===== Data excerpts
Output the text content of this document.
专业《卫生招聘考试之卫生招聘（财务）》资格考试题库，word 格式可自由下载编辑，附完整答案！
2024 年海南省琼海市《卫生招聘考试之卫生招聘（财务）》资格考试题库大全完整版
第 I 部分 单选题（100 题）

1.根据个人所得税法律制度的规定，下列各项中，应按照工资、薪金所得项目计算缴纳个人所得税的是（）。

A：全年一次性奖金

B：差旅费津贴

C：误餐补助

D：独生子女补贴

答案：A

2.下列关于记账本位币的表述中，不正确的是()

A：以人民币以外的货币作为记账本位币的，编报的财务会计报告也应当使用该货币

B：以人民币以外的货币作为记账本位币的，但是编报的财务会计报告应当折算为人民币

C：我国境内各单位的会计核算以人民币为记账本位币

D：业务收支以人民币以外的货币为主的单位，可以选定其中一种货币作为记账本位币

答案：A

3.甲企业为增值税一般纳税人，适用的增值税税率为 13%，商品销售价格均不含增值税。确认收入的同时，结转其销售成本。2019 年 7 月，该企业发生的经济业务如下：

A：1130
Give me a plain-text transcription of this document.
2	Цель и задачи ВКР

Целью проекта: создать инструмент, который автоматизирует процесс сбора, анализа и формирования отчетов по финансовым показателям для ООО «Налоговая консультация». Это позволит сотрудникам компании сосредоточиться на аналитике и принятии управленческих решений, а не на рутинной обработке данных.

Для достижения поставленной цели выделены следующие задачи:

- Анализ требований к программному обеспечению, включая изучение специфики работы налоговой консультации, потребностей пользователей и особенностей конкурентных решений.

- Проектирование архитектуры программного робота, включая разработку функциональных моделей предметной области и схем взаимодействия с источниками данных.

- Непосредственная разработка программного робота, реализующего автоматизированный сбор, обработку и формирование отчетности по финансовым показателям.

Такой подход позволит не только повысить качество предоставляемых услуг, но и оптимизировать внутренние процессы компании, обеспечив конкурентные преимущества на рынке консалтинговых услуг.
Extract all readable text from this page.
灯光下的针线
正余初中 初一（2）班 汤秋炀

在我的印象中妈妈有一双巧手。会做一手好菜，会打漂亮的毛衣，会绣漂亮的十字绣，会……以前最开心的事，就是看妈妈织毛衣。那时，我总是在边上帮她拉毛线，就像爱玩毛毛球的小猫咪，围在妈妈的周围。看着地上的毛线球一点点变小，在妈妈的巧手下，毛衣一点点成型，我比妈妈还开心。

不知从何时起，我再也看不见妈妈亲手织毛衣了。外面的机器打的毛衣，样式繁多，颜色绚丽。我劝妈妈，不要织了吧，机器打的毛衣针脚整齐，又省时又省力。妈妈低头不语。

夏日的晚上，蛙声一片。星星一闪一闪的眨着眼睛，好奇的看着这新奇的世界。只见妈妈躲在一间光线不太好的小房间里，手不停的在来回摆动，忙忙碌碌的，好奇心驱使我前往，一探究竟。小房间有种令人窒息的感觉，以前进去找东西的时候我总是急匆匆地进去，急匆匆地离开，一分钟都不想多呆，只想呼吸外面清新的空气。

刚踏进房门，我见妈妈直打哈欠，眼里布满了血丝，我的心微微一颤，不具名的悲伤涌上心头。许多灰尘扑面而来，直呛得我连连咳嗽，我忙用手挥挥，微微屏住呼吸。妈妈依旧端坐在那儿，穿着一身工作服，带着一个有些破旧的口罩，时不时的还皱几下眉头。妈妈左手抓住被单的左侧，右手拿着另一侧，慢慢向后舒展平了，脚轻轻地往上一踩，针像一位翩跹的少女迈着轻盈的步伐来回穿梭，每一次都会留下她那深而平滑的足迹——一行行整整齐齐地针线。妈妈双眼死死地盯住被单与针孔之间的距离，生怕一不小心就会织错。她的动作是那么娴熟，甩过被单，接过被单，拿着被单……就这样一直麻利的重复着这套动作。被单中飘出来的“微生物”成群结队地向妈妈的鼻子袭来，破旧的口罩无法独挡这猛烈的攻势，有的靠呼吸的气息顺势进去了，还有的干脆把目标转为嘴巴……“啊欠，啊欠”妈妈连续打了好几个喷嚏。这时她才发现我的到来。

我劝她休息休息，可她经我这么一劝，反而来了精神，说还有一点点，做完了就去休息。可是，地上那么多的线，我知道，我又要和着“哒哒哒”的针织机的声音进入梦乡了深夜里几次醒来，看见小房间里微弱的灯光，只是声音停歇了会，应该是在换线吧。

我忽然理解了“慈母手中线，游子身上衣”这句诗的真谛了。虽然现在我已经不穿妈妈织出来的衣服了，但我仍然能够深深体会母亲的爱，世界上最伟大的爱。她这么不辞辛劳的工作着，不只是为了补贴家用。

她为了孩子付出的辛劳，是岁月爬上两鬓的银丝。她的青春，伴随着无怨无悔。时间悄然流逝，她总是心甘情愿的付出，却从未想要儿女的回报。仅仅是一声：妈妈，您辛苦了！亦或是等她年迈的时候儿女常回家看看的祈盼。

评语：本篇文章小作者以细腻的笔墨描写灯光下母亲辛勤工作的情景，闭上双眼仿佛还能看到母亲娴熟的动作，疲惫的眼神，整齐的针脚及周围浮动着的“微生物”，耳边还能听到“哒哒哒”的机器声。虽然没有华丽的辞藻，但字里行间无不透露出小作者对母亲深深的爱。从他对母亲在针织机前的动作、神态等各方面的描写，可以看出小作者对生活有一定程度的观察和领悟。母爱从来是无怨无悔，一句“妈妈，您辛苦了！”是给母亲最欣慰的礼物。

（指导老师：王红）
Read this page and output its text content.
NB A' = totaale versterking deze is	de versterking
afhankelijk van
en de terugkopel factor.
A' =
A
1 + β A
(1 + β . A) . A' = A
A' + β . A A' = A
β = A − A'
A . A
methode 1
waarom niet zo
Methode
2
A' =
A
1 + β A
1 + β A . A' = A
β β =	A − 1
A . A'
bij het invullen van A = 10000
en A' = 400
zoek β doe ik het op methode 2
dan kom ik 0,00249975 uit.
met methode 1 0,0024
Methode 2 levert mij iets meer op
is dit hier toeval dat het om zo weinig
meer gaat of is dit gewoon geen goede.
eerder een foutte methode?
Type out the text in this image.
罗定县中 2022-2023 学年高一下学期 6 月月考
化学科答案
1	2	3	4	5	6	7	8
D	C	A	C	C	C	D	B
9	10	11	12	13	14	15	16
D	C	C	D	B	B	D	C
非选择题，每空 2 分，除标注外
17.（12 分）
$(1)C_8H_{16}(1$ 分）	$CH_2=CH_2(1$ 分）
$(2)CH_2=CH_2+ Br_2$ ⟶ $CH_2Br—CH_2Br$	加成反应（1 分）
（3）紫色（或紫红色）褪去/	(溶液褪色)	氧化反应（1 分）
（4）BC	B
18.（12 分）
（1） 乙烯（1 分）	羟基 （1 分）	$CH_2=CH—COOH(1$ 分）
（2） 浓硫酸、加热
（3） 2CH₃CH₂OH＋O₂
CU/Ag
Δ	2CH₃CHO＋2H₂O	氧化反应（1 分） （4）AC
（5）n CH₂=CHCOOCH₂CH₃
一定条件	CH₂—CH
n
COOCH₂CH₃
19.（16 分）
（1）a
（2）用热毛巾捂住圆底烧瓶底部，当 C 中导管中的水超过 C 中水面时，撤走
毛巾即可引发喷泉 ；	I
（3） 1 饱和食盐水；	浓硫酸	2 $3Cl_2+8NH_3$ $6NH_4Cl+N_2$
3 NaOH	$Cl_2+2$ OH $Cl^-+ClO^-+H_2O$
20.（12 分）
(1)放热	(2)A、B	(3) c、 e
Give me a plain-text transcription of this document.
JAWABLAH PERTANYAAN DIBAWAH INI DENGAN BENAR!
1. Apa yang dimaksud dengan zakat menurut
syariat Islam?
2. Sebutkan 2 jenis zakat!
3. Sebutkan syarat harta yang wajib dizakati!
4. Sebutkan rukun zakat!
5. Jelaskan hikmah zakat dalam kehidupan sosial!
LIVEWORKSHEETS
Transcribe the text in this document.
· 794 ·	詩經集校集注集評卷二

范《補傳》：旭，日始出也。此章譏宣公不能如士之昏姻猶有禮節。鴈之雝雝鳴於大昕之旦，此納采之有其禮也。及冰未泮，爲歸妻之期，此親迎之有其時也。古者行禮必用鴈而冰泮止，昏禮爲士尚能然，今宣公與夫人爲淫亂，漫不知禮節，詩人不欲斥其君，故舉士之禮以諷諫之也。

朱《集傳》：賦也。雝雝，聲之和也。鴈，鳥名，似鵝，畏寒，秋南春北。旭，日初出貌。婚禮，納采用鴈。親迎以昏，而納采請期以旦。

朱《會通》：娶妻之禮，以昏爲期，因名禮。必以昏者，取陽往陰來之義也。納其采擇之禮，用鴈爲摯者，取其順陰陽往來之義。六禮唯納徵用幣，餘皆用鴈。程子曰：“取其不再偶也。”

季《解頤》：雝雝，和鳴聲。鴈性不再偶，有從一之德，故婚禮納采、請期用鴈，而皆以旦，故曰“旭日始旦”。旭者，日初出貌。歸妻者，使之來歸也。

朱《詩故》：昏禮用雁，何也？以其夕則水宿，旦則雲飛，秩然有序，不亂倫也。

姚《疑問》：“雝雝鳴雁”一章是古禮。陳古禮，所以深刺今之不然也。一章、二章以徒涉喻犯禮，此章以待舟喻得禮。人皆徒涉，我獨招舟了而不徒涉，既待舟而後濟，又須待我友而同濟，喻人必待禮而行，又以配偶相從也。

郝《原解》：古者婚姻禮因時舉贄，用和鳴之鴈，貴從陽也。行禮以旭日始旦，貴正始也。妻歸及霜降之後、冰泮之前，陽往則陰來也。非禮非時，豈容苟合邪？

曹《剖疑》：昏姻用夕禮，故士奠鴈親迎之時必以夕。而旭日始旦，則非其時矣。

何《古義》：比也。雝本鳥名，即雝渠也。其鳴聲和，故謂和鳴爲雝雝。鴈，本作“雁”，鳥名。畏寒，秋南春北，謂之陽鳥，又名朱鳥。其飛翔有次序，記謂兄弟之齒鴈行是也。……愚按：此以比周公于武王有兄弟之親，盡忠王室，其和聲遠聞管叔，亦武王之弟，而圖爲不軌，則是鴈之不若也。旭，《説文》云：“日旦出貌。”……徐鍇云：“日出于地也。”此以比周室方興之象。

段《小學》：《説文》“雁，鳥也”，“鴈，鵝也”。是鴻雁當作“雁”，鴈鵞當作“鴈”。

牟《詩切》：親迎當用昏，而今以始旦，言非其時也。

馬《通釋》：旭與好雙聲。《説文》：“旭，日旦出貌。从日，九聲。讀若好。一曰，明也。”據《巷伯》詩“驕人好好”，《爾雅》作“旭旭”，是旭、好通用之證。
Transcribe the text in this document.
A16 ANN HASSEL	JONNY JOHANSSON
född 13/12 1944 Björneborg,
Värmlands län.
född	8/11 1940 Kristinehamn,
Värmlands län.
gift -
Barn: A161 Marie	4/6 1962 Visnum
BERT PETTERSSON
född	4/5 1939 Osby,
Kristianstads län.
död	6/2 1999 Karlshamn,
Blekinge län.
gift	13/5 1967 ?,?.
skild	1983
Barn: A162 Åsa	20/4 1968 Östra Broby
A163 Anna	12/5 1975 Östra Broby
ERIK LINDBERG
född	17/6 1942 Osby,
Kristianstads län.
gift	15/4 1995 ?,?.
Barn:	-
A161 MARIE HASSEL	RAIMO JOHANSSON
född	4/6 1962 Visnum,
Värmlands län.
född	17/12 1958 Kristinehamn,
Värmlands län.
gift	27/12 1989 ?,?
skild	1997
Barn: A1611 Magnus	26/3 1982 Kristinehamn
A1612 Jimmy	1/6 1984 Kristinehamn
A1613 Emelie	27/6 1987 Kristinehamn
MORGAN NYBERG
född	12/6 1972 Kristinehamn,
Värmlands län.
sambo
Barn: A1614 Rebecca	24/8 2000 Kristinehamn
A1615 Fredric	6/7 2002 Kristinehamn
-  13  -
==========
Exercise:
From the listing above, copy every line that holds the string "позволит".

Completed exercise:
Целью проекта: создать инструмент, который автоматизирует процесс сбора, анализа и формирования отчетов по финансовым показателям для ООО «Налоговая консультация». Это позволит сотрудникам компании сосредоточиться на аналитике и принятии управленческих решений, а не на рутинной обработке данных.
Такой подход позволит не только повысить качество предоставляемых услуг, но и оптимизировать внутренние процессы компании, обеспечив конкурентные преимущества на рынке консалтинговых услуг.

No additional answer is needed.